** Task requirements **
Pull out from the material below all lines with "this".

--- START OF Given entries ---

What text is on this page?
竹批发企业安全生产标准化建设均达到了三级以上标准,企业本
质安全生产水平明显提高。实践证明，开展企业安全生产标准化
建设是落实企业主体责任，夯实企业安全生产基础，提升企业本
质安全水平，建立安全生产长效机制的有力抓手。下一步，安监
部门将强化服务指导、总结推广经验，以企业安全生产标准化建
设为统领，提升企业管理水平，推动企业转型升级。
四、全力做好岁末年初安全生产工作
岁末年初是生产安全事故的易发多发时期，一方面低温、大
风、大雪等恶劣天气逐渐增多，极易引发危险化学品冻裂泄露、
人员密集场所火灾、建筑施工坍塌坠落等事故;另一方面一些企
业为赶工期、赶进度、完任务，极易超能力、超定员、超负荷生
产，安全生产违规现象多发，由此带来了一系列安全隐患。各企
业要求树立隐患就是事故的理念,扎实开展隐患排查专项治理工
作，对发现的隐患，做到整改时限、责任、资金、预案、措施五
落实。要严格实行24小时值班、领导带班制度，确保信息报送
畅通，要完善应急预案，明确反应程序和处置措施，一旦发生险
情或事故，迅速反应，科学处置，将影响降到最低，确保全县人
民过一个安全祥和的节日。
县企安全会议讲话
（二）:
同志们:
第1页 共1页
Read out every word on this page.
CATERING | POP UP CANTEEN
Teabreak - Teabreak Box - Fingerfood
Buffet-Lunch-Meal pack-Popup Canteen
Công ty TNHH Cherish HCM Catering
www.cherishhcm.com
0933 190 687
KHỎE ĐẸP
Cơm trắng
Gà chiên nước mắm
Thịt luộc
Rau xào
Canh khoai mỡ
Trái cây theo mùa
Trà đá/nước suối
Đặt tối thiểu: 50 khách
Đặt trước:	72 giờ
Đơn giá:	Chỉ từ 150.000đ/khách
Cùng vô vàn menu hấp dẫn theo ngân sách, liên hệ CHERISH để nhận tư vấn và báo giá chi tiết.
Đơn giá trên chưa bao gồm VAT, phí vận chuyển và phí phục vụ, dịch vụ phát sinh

--- END OF Given entries ---

** Exercise solution **
What text is on this page?
Read out every word on this page.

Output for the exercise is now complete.